(Extracted data entries)
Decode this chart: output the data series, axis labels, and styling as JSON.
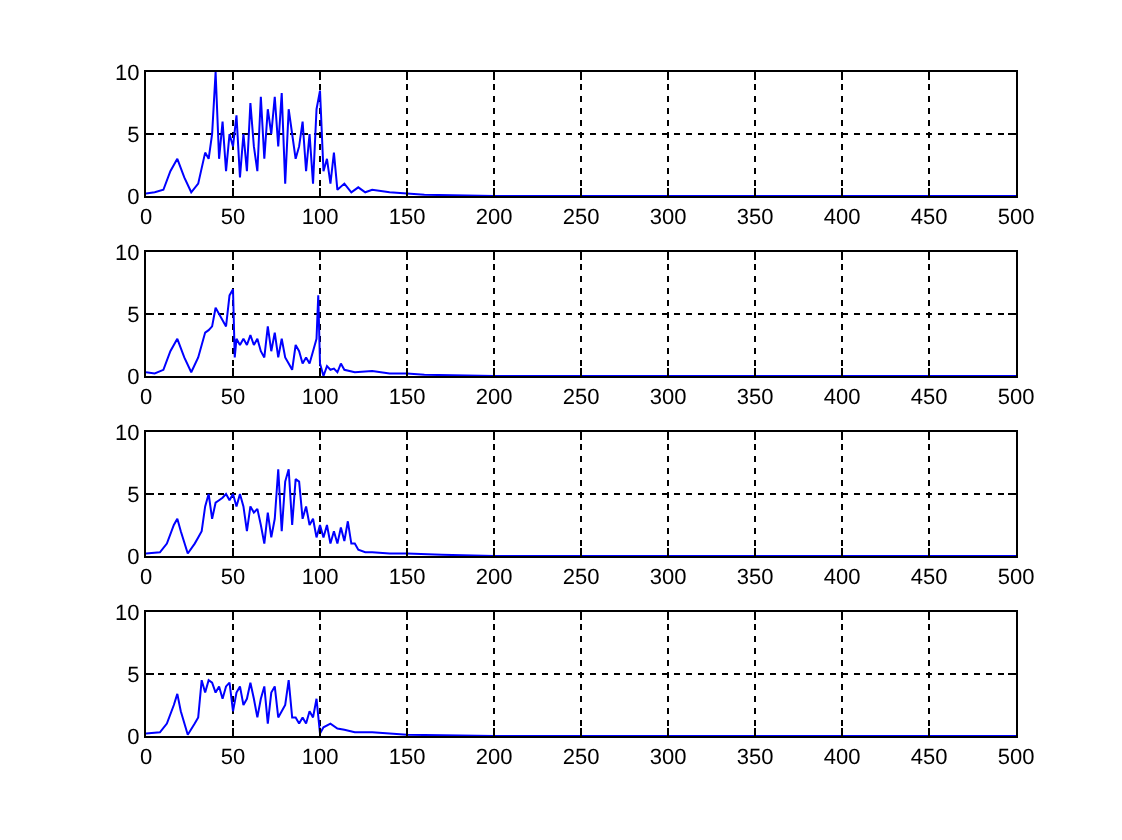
{
  "chart_data": [
    {
      "type": "line",
      "xlim": [
        0,
        500
      ],
      "xticks": [
        0,
        50,
        100,
        150,
        200,
        250,
        300,
        350,
        400,
        450,
        500
      ],
      "ylim": [
        0,
        10
      ],
      "yticks": [
        0,
        5,
        10
      ],
      "grid": true,
      "marker": "none",
      "line_style": "solid",
      "x": [
        0,
        5,
        10,
        14,
        18,
        22,
        26,
        30,
        34,
        36,
        38,
        40,
        42,
        44,
        46,
        48,
        50,
        52,
        54,
        56,
        58,
        60,
        62,
        64,
        66,
        68,
        70,
        72,
        74,
        76,
        78,
        80,
        82,
        84,
        86,
        88,
        90,
        92,
        94,
        96,
        98,
        100,
        102,
        104,
        106,
        108,
        110,
        114,
        118,
        122,
        126,
        130,
        140,
        150,
        160,
        200,
        300,
        500
      ],
      "series": [
        {
          "color": "#0000ff",
          "values": [
            0.2,
            0.3,
            0.5,
            2,
            3,
            1.5,
            0.3,
            1,
            3.5,
            3,
            5,
            10,
            3,
            6,
            2,
            5,
            4,
            6.5,
            1.5,
            5,
            2,
            7.5,
            4,
            2,
            8,
            3,
            7,
            5,
            8,
            4,
            8.3,
            1,
            7,
            5,
            3,
            4,
            6,
            2,
            5,
            1,
            7,
            8.5,
            2,
            3,
            1,
            3.5,
            0.5,
            1,
            0.3,
            0.7,
            0.3,
            0.5,
            0.3,
            0.2,
            0.1,
            0,
            0,
            0
          ]
        }
      ]
    },
    {
      "type": "line",
      "xlim": [
        0,
        500
      ],
      "xticks": [
        0,
        50,
        100,
        150,
        200,
        250,
        300,
        350,
        400,
        450,
        500
      ],
      "ylim": [
        0,
        10
      ],
      "yticks": [
        0,
        5,
        10
      ],
      "grid": true,
      "marker": "none",
      "line_style": "solid",
      "x": [
        0,
        5,
        10,
        14,
        18,
        22,
        26,
        30,
        34,
        36,
        38,
        40,
        42,
        44,
        46,
        48,
        50,
        51,
        52,
        54,
        56,
        58,
        60,
        62,
        64,
        66,
        68,
        70,
        72,
        74,
        76,
        78,
        80,
        82,
        84,
        86,
        88,
        90,
        92,
        94,
        96,
        98,
        99,
        100,
        102,
        104,
        106,
        108,
        110,
        112,
        114,
        120,
        130,
        140,
        150,
        160,
        200,
        300,
        500
      ],
      "series": [
        {
          "color": "#0000ff",
          "values": [
            0.3,
            0.2,
            0.5,
            2,
            3,
            1.5,
            0.3,
            1.5,
            3.5,
            3.7,
            4,
            5.5,
            5,
            4.5,
            4,
            6.5,
            7,
            1.5,
            3,
            2.5,
            3,
            2.5,
            3.3,
            2.5,
            3,
            2,
            1.5,
            4,
            2,
            3.5,
            1.5,
            3,
            1.5,
            1,
            0.5,
            2.5,
            2,
            1,
            1.5,
            1,
            2,
            3,
            6.5,
            1,
            0,
            0.8,
            0.5,
            0.6,
            0.3,
            1,
            0.5,
            0.3,
            0.4,
            0.2,
            0.2,
            0.1,
            0,
            0,
            0
          ]
        }
      ]
    },
    {
      "type": "line",
      "xlim": [
        0,
        500
      ],
      "xticks": [
        0,
        50,
        100,
        150,
        200,
        250,
        300,
        350,
        400,
        450,
        500
      ],
      "ylim": [
        0,
        10
      ],
      "yticks": [
        0,
        5,
        10
      ],
      "grid": true,
      "marker": "none",
      "line_style": "solid",
      "x": [
        0,
        8,
        12,
        16,
        18,
        20,
        24,
        28,
        30,
        32,
        34,
        36,
        38,
        40,
        42,
        44,
        46,
        48,
        50,
        52,
        54,
        56,
        58,
        60,
        62,
        64,
        66,
        68,
        70,
        72,
        74,
        76,
        78,
        80,
        82,
        84,
        86,
        88,
        90,
        92,
        94,
        96,
        98,
        100,
        102,
        104,
        106,
        108,
        110,
        112,
        114,
        116,
        118,
        120,
        122,
        126,
        130,
        140,
        150,
        170,
        200,
        500
      ],
      "series": [
        {
          "color": "#0000ff",
          "values": [
            0.2,
            0.3,
            1,
            2.5,
            3,
            2,
            0.2,
            1,
            1.5,
            2,
            4,
            5,
            3,
            4.3,
            4.5,
            4.7,
            5,
            4.5,
            5,
            4,
            5,
            4,
            2,
            4,
            3.5,
            3.8,
            2.5,
            1,
            3.5,
            1.5,
            3,
            7,
            2,
            6,
            7,
            2.5,
            6.2,
            6,
            3,
            4,
            2.5,
            3,
            1.5,
            2.5,
            1.5,
            2.5,
            1,
            2,
            1,
            2.3,
            1.2,
            2.8,
            1,
            1,
            0.5,
            0.3,
            0.3,
            0.2,
            0.2,
            0.1,
            0,
            0
          ]
        }
      ]
    },
    {
      "type": "line",
      "xlim": [
        0,
        500
      ],
      "xticks": [
        0,
        50,
        100,
        150,
        200,
        250,
        300,
        350,
        400,
        450,
        500
      ],
      "ylim": [
        0,
        10
      ],
      "yticks": [
        0,
        5,
        10
      ],
      "grid": true,
      "marker": "none",
      "line_style": "solid",
      "x": [
        0,
        8,
        12,
        16,
        18,
        20,
        24,
        28,
        30,
        32,
        34,
        36,
        38,
        40,
        42,
        44,
        46,
        48,
        50,
        52,
        54,
        56,
        58,
        60,
        62,
        64,
        66,
        68,
        70,
        72,
        74,
        76,
        78,
        80,
        82,
        84,
        86,
        88,
        90,
        92,
        94,
        96,
        98,
        100,
        102,
        106,
        110,
        114,
        120,
        130,
        140,
        150,
        200,
        500
      ],
      "series": [
        {
          "color": "#0000ff",
          "values": [
            0.2,
            0.3,
            1,
            2.5,
            3.4,
            2,
            0.1,
            1,
            1.5,
            4.5,
            3.5,
            4.5,
            4.3,
            3.5,
            4,
            3,
            4,
            4.3,
            2,
            3.5,
            4,
            2.5,
            3,
            4.3,
            3,
            1.5,
            3,
            4,
            1,
            3.5,
            4,
            1.5,
            2,
            2.5,
            4.5,
            1.5,
            1.5,
            1,
            1.5,
            1,
            2,
            1.5,
            3,
            0.2,
            0.7,
            1,
            0.6,
            0.5,
            0.3,
            0.3,
            0.2,
            0.1,
            0,
            0
          ]
        }
      ]
    }
  ]
}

● Exercise task
Omit each picture, then return all of the listing exactly as it stands.

● Answer to this problem
Decode this chart: output the data series, axis labels, and styling as JSON.
{
  "chart_data": [
    {
      "type": "line",
      "xlim": [
        0,
        500
      ],
      "xticks": [
        0,
        50,
        100,
        150,
        200,
        250,
        300,
        350,
        400,
        450,
        500
      ],
      "ylim": [
        0,
        10
      ],
      "yticks": [
        0,
        5,
        10
      ],
      "grid": true,
      "marker": "none",
      "line_style": "solid",
      "x": [
        0,
        5,
        10,
        14,
        18,
        22,
        26,
        30,
        34,
        36,
        38,
        40,
        42,
        44,
        46,
        48,
        50,
        52,
        54,
        56,
        58,
        60,
        62,
        64,
        66,
        68,
        70,
        72,
        74,
        76,
        78,
        80,
        82,
        84,
        86,
        88,
        90,
        92,
        94,
        96,
        98,
        100,
        102,
        104,
        106,
        108,
        110,
        114,
        118,
        122,
        126,
        130,
        140,
        150,
        160,
        200,
        300,
        500
      ],
      "series": [
        {
          "color": "#0000ff",
          "values": [
            0.2,
            0.3,
            0.5,
            2,
            3,
            1.5,
            0.3,
            1,
            3.5,
            3,
            5,
            10,
            3,
            6,
            2,
            5,
            4,
            6.5,
            1.5,
            5,
            2,
            7.5,
            4,
            2,
            8,
            3,
            7,
            5,
            8,
            4,
            8.3,
            1,
            7,
            5,
            3,
            4,
            6,
            2,
            5,
            1,
            7,
            8.5,
            2,
            3,
            1,
            3.5,
            0.5,
            1,
            0.3,
            0.7,
            0.3,
            0.5,
            0.3,
            0.2,
            0.1,
            0,
            0,
            0
          ]
        }
      ]
    },
    {
      "type": "line",
      "xlim": [
        0,
        500
      ],
      "xticks": [
        0,
        50,
        100,
        150,
        200,
        250,
        300,
        350,
        400,
        450,
        500
      ],
      "ylim": [
        0,
        10
      ],
      "yticks": [
        0,
        5,
        10
      ],
      "grid": true,
      "marker": "none",
      "line_style": "solid",
      "x": [
        0,
        5,
        10,
        14,
        18,
        22,
        26,
        30,
        34,
        36,
        38,
        40,
        42,
        44,
        46,
        48,
        50,
        51,
        52,
        54,
        56,
        58,
        60,
        62,
        64,
        66,
        68,
        70,
        72,
        74,
        76,
        78,
        80,
        82,
        84,
        86,
        88,
        90,
        92,
        94,
        96,
        98,
        99,
        100,
        102,
        104,
        106,
        108,
        110,
        112,
        114,
        120,
        130,
        140,
        150,
        160,
        200,
        300,
        500
      ],
      "series": [
        {
          "color": "#0000ff",
          "values": [
            0.3,
            0.2,
            0.5,
            2,
            3,
            1.5,
            0.3,
            1.5,
            3.5,
            3.7,
            4,
            5.5,
            5,
            4.5,
            4,
            6.5,
            7,
            1.5,
            3,
            2.5,
            3,
            2.5,
            3.3,
            2.5,
            3,
            2,
            1.5,
            4,
            2,
            3.5,
            1.5,
            3,
            1.5,
            1,
            0.5,
            2.5,
            2,
            1,
            1.5,
            1,
            2,
            3,
            6.5,
            1,
            0,
            0.8,
            0.5,
            0.6,
            0.3,
            1,
            0.5,
            0.3,
            0.4,
            0.2,
            0.2,
            0.1,
            0,
            0,
            0
          ]
        }
      ]
    },
    {
      "type": "line",
      "xlim": [
        0,
        500
      ],
      "xticks": [
        0,
        50,
        100,
        150,
        200,
        250,
        300,
        350,
        400,
        450,
        500
      ],
      "ylim": [
        0,
        10
      ],
      "yticks": [
        0,
        5,
        10
      ],
      "grid": true,
      "marker": "none",
      "line_style": "solid",
      "x": [
        0,
        8,
        12,
        16,
        18,
        20,
        24,
        28,
        30,
        32,
        34,
        36,
        38,
        40,
        42,
        44,
        46,
        48,
        50,
        52,
        54,
        56,
        58,
        60,
        62,
        64,
        66,
        68,
        70,
        72,
        74,
        76,
        78,
        80,
        82,
        84,
        86,
        88,
        90,
        92,
        94,
        96,
        98,
        100,
        102,
        104,
        106,
        108,
        110,
        112,
        114,
        116,
        118,
        120,
        122,
        126,
        130,
        140,
        150,
        170,
        200,
        500
      ],
      "series": [
        {
          "color": "#0000ff",
          "values": [
            0.2,
            0.3,
            1,
            2.5,
            3,
            2,
            0.2,
            1,
            1.5,
            2,
            4,
            5,
            3,
            4.3,
            4.5,
            4.7,
            5,
            4.5,
            5,
            4,
            5,
            4,
            2,
            4,
            3.5,
            3.8,
            2.5,
            1,
            3.5,
            1.5,
            3,
            7,
            2,
            6,
            7,
            2.5,
            6.2,
            6,
            3,
            4,
            2.5,
            3,
            1.5,
            2.5,
            1.5,
            2.5,
            1,
            2,
            1,
            2.3,
            1.2,
            2.8,
            1,
            1,
            0.5,
            0.3,
            0.3,
            0.2,
            0.2,
            0.1,
            0,
            0
          ]
        }
      ]
    },
    {
      "type": "line",
      "xlim": [
        0,
        500
      ],
      "xticks": [
        0,
        50,
        100,
        150,
        200,
        250,
        300,
        350,
        400,
        450,
        500
      ],
      "ylim": [
        0,
        10
      ],
      "yticks": [
        0,
        5,
        10
      ],
      "grid": true,
      "marker": "none",
      "line_style": "solid",
      "x": [
        0,
        8,
        12,
        16,
        18,
        20,
        24,
        28,
        30,
        32,
        34,
        36,
        38,
        40,
        42,
        44,
        46,
        48,
        50,
        52,
        54,
        56,
        58,
        60,
        62,
        64,
        66,
        68,
        70,
        72,
        74,
        76,
        78,
        80,
        82,
        84,
        86,
        88,
        90,
        92,
        94,
        96,
        98,
        100,
        102,
        106,
        110,
        114,
        120,
        130,
        140,
        150,
        200,
        500
      ],
      "series": [
        {
          "color": "#0000ff",
          "values": [
            0.2,
            0.3,
            1,
            2.5,
            3.4,
            2,
            0.1,
            1,
            1.5,
            4.5,
            3.5,
            4.5,
            4.3,
            3.5,
            4,
            3,
            4,
            4.3,
            2,
            3.5,
            4,
            2.5,
            3,
            4.3,
            3,
            1.5,
            3,
            4,
            1,
            3.5,
            4,
            1.5,
            2,
            2.5,
            4.5,
            1.5,
            1.5,
            1,
            1.5,
            1,
            2,
            1.5,
            3,
            0.2,
            0.7,
            1,
            0.6,
            0.5,
            0.3,
            0.3,
            0.2,
            0.1,
            0,
            0
          ]
        }
      ]
    }
  ]
}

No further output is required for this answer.